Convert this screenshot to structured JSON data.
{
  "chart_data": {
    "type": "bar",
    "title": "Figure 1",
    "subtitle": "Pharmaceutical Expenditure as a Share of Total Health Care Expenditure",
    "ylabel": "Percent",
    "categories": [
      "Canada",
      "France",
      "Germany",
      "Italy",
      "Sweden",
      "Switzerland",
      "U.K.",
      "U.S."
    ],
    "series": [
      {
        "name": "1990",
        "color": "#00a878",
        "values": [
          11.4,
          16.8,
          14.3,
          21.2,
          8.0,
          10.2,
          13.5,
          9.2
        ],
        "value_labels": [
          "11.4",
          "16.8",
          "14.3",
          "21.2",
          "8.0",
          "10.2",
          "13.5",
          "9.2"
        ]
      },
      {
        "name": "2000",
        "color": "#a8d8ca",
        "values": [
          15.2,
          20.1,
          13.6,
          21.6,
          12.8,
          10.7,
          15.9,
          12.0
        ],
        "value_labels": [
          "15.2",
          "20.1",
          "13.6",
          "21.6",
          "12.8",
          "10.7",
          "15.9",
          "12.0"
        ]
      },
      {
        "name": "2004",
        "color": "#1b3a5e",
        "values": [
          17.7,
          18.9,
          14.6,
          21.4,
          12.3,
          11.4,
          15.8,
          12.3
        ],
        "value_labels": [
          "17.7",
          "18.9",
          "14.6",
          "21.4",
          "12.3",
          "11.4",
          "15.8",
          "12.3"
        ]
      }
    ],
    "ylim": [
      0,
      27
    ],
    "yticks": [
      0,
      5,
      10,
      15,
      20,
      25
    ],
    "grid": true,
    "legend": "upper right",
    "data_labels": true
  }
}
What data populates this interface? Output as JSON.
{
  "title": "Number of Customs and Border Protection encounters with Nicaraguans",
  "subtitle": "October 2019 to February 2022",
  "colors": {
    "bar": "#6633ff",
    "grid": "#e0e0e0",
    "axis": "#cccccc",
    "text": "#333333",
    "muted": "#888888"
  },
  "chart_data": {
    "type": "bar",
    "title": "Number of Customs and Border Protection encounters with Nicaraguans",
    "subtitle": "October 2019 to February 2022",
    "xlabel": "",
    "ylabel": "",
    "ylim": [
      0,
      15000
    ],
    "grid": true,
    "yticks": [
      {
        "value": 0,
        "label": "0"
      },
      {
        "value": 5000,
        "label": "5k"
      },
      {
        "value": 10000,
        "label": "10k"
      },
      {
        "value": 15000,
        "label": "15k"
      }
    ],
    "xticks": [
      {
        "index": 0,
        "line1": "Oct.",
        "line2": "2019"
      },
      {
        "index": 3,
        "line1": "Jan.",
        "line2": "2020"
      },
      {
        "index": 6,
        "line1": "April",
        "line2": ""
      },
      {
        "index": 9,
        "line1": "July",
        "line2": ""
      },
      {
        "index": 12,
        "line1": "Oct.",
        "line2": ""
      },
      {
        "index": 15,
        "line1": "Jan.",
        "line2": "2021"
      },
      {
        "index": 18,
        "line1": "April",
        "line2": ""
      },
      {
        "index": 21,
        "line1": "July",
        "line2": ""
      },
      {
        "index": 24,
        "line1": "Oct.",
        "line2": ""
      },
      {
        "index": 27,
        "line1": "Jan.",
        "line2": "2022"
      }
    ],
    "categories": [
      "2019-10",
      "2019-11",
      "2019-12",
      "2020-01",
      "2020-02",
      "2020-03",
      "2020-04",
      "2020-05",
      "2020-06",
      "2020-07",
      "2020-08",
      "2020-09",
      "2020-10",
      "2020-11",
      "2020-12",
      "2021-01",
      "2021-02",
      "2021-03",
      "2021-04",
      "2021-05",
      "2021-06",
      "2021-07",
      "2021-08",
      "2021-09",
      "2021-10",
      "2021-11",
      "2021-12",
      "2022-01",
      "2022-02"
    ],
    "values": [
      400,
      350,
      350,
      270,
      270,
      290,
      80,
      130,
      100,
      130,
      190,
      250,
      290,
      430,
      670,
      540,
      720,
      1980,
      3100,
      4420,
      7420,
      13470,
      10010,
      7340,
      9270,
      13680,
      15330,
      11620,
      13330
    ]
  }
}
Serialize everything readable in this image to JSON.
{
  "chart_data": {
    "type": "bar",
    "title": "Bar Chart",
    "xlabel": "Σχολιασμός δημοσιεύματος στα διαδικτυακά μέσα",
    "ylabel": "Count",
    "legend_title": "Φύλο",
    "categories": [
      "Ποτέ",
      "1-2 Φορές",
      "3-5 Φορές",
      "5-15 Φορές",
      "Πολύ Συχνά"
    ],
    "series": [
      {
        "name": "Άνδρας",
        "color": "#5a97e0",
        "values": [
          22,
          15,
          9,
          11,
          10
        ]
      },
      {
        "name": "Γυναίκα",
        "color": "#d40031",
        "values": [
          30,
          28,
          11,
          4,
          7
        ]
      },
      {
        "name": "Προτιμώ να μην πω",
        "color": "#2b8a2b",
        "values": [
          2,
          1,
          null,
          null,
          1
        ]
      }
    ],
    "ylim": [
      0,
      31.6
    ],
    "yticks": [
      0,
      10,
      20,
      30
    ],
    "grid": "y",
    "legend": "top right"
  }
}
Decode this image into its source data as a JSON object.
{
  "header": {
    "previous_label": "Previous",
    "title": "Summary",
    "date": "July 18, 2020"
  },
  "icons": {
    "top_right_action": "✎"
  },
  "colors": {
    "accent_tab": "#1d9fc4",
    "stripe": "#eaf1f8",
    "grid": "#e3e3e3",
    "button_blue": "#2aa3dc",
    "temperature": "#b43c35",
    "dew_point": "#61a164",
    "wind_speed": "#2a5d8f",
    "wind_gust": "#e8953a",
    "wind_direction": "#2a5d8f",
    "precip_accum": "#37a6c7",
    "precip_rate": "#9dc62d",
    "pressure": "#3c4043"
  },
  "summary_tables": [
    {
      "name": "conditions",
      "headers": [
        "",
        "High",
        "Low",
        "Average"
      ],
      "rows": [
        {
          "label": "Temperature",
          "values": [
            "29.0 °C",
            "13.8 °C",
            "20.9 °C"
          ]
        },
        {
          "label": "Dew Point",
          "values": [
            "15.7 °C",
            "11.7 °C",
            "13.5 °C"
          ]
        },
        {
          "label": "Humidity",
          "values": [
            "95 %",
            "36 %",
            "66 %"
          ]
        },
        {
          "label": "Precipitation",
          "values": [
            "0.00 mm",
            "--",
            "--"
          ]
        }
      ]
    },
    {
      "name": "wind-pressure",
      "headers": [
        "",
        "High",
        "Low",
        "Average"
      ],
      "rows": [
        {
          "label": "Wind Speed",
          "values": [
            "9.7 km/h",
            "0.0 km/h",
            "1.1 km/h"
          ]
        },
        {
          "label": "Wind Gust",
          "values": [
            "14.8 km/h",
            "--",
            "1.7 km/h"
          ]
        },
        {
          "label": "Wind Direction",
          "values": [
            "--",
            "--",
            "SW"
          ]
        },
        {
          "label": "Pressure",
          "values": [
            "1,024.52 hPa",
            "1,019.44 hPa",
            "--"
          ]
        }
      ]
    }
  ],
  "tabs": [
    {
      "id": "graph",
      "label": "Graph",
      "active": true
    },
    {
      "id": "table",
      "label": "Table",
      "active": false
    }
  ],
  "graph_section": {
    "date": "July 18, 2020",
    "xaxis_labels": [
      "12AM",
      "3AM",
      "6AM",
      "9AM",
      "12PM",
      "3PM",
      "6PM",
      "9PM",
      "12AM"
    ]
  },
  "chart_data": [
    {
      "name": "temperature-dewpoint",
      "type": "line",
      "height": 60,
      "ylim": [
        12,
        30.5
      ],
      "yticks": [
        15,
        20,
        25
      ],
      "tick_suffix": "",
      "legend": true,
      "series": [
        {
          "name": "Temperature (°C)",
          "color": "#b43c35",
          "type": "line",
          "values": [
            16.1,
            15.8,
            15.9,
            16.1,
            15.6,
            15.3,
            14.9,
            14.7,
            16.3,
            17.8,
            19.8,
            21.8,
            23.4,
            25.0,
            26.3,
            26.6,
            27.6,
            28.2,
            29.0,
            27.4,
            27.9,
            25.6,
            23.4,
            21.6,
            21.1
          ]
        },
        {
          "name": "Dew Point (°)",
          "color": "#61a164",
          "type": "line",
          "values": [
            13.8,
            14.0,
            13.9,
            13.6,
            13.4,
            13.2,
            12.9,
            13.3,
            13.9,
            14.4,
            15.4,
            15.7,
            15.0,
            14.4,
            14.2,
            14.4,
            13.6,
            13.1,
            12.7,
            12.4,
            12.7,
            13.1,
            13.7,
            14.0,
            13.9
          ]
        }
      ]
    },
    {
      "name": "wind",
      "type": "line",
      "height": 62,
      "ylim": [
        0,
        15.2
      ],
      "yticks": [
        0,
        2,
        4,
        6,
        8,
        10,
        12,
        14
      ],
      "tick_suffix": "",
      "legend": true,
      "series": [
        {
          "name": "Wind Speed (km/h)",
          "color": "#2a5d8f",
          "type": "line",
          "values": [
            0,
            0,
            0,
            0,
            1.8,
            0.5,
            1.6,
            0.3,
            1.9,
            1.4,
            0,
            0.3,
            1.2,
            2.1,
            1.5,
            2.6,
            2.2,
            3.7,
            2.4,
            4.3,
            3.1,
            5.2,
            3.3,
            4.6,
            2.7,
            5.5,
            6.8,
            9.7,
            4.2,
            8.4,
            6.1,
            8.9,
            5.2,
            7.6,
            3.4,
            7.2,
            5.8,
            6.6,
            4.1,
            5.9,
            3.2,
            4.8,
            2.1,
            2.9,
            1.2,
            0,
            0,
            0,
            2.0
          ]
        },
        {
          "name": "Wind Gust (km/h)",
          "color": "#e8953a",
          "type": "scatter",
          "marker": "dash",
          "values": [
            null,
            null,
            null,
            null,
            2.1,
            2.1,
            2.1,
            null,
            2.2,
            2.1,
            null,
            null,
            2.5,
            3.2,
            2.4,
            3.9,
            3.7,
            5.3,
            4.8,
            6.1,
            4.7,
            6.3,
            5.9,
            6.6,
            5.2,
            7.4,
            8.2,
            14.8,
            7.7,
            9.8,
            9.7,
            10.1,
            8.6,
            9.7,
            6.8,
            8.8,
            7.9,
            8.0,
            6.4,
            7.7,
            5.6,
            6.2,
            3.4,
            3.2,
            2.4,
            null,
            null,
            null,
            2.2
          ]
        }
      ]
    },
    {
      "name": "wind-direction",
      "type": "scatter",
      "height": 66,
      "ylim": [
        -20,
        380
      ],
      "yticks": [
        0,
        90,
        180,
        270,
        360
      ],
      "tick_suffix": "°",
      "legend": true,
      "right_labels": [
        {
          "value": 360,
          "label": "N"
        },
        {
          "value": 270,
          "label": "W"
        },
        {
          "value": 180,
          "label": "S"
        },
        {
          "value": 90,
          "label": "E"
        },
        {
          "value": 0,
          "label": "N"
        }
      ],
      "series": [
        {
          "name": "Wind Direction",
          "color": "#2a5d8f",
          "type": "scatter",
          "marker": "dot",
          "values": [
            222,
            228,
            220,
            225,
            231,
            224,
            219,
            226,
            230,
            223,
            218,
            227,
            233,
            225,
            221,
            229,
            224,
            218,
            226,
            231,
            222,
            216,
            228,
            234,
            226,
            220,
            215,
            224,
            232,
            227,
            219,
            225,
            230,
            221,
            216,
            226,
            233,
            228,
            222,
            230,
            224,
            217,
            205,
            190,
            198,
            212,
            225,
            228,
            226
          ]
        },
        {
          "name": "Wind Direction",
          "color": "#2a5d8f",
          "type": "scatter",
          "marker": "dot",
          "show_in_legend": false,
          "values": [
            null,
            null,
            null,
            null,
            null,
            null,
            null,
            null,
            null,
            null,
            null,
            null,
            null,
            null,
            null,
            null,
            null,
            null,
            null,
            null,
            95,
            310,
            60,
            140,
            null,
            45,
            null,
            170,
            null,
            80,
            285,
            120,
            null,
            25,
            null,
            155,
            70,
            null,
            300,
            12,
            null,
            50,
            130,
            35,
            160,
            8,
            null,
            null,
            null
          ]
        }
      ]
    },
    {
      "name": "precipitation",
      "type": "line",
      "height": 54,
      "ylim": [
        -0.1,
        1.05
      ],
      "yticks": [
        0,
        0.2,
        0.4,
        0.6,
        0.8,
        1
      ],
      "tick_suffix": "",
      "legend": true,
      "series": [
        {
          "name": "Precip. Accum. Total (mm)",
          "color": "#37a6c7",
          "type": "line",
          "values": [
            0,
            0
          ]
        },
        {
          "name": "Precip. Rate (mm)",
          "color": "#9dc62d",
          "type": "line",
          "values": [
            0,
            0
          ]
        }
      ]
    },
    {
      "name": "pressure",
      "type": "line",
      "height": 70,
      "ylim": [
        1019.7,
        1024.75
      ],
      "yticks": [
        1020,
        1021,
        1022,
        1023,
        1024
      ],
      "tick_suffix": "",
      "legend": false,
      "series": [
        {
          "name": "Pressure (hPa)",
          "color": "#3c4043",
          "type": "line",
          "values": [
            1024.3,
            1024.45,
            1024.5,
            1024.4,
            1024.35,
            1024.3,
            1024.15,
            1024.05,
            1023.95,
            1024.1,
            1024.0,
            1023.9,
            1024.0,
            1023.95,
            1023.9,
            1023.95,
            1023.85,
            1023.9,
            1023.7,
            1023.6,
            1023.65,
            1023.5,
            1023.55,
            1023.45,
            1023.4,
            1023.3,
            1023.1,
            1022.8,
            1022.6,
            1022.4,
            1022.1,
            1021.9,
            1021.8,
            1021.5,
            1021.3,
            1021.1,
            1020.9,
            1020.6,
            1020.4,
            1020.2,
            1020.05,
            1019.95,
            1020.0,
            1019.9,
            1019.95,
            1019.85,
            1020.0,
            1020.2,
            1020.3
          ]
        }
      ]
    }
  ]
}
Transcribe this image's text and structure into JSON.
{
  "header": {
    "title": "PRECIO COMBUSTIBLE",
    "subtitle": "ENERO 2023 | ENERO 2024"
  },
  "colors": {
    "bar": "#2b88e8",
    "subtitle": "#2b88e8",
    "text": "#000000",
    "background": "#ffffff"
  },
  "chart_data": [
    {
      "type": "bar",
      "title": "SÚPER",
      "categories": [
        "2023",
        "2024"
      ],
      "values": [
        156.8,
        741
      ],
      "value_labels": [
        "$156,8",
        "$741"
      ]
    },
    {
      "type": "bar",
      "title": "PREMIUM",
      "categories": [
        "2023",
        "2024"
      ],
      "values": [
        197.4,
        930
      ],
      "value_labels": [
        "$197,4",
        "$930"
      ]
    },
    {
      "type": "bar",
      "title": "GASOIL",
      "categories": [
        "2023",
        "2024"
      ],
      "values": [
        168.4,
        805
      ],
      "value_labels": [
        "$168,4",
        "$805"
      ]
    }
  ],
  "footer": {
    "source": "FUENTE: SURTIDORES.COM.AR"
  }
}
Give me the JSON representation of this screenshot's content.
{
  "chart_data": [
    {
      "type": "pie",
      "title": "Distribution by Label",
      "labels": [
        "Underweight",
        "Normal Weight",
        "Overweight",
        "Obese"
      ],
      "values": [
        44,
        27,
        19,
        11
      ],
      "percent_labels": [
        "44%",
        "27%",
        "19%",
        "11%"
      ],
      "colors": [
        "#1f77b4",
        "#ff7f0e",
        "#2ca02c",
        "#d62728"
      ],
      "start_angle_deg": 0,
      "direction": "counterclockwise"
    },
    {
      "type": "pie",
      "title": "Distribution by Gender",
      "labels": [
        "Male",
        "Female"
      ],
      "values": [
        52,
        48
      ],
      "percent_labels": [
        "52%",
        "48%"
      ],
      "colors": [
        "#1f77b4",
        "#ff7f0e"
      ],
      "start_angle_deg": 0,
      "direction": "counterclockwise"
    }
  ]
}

THE PROBLEM
Only a number is needed: how many lines of the material above contain "text"?

RESULT OF THE TASK
3